• _What you are asked to do_: Extract each line of the data and write it out again exactly.

• _Task data_:
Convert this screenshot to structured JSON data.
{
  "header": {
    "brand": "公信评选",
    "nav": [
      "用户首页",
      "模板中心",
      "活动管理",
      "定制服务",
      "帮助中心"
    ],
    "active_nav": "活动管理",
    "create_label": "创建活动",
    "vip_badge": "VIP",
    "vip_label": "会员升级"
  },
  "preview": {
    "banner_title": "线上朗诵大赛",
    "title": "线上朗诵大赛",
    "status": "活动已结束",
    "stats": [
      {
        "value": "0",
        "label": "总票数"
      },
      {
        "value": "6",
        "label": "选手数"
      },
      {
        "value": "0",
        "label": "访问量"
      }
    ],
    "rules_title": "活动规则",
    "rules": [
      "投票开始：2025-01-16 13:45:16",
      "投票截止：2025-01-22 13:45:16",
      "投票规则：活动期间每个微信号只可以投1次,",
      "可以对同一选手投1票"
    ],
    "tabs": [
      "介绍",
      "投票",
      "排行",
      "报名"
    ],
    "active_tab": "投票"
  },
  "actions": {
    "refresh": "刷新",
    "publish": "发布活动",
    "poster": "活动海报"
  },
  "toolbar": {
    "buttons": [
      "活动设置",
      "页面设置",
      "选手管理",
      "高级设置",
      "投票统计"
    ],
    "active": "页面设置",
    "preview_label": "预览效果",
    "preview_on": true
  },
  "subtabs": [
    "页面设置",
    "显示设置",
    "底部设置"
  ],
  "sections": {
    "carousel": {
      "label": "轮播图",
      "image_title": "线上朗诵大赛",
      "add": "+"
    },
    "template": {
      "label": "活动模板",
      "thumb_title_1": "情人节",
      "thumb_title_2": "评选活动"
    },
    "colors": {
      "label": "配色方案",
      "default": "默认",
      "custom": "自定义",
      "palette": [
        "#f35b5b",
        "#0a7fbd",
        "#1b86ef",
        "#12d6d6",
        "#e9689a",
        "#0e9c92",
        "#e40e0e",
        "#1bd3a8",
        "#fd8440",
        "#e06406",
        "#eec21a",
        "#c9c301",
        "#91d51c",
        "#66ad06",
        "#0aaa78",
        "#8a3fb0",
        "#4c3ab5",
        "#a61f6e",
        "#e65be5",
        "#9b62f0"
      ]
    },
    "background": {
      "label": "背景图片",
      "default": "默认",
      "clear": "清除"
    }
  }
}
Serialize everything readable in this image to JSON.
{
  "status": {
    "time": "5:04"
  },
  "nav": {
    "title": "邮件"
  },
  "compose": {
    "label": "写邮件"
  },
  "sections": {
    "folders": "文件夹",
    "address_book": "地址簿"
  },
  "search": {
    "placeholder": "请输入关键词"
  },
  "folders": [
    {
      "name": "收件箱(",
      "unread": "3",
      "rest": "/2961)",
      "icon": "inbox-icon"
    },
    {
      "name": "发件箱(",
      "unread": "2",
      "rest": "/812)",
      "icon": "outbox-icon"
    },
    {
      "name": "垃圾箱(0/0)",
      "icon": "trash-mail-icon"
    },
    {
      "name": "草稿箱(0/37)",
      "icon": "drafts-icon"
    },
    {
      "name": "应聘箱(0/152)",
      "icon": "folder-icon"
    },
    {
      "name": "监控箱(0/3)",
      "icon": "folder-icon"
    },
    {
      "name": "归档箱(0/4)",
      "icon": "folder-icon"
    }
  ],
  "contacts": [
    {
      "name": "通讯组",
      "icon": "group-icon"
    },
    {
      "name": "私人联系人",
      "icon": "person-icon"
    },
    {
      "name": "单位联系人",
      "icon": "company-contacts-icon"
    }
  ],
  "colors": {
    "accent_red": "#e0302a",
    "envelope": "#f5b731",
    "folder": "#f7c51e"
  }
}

• _Answer below_:
Convert this screenshot to structured JSON data.
{
  "header": {
    "brand": "公信评选",
    "nav": [
      "用户首页",
      "模板中心",
      "活动管理",
      "定制服务",
      "帮助中心"
    ],
    "active_nav": "活动管理",
    "create_label": "创建活动",
    "vip_badge": "VIP",
    "vip_label": "会员升级"
  },
  "preview": {
    "banner_title": "线上朗诵大赛",
    "title": "线上朗诵大赛",
    "status": "活动已结束",
    "stats": [
      {
        "value": "0",
        "label": "总票数"
      },
      {
        "value": "6",
        "label": "选手数"
      },
      {
        "value": "0",
        "label": "访问量"
      }
    ],
    "rules_title": "活动规则",
    "rules": [
      "投票开始：2025-01-16 13:45:16",
      "投票截止：2025-01-22 13:45:16",
      "投票规则：活动期间每个微信号只可以投1次,",
      "可以对同一选手投1票"
    ],
    "tabs": [
      "介绍",
      "投票",
      "排行",
      "报名"
    ],
    "active_tab": "投票"
  },
  "actions": {
    "refresh": "刷新",
    "publish": "发布活动",
    "poster": "活动海报"
  },
  "toolbar": {
    "buttons": [
      "活动设置",
      "页面设置",
      "选手管理",
      "高级设置",
      "投票统计"
    ],
    "active": "页面设置",
    "preview_label": "预览效果",
    "preview_on": true
  },
  "subtabs": [
    "页面设置",
    "显示设置",
    "底部设置"
  ],
  "sections": {
    "carousel": {
      "label": "轮播图",
      "image_title": "线上朗诵大赛",
      "add": "+"
    },
    "template": {
      "label": "活动模板",
      "thumb_title_1": "情人节",
      "thumb_title_2": "评选活动"
    },
    "colors": {
      "label": "配色方案",
      "default": "默认",
      "custom": "自定义",
      "palette": [
        "#f35b5b",
        "#0a7fbd",
        "#1b86ef",
        "#12d6d6",
        "#e9689a",
        "#0e9c92",
        "#e40e0e",
        "#1bd3a8",
        "#fd8440",
        "#e06406",
        "#eec21a",
        "#c9c301",
        "#91d51c",
        "#66ad06",
        "#0aaa78",
        "#8a3fb0",
        "#4c3ab5",
        "#a61f6e",
        "#e65be5",
        "#9b62f0"
      ]
    },
    "background": {
      "label": "背景图片",
      "default": "默认",
      "clear": "清除"
    }
  }
}
Serialize everything readable in this image to JSON.
{
  "status": {
    "time": "5:04"
  },
  "nav": {
    "title": "邮件"
  },
  "compose": {
    "label": "写邮件"
  },
  "sections": {
    "folders": "文件夹",
    "address_book": "地址簿"
  },
  "search": {
    "placeholder": "请输入关键词"
  },
  "folders": [
    {
      "name": "收件箱(",
      "unread": "3",
      "rest": "/2961)",
      "icon": "inbox-icon"
    },
    {
      "name": "发件箱(",
      "unread": "2",
      "rest": "/812)",
      "icon": "outbox-icon"
    },
    {
      "name": "垃圾箱(0/0)",
      "icon": "trash-mail-icon"
    },
    {
      "name": "草稿箱(0/37)",
      "icon": "drafts-icon"
    },
    {
      "name": "应聘箱(0/152)",
      "icon": "folder-icon"
    },
    {
      "name": "监控箱(0/3)",
      "icon": "folder-icon"
    },
    {
      "name": "归档箱(0/4)",
      "icon": "folder-icon"
    }
  ],
  "contacts": [
    {
      "name": "通讯组",
      "icon": "group-icon"
    },
    {
      "name": "私人联系人",
      "icon": "person-icon"
    },
    {
      "name": "单位联系人",
      "icon": "company-contacts-icon"
    }
  ],
  "colors": {
    "accent_red": "#e0302a",
    "envelope": "#f5b731",
    "folder": "#f7c51e"
  }
}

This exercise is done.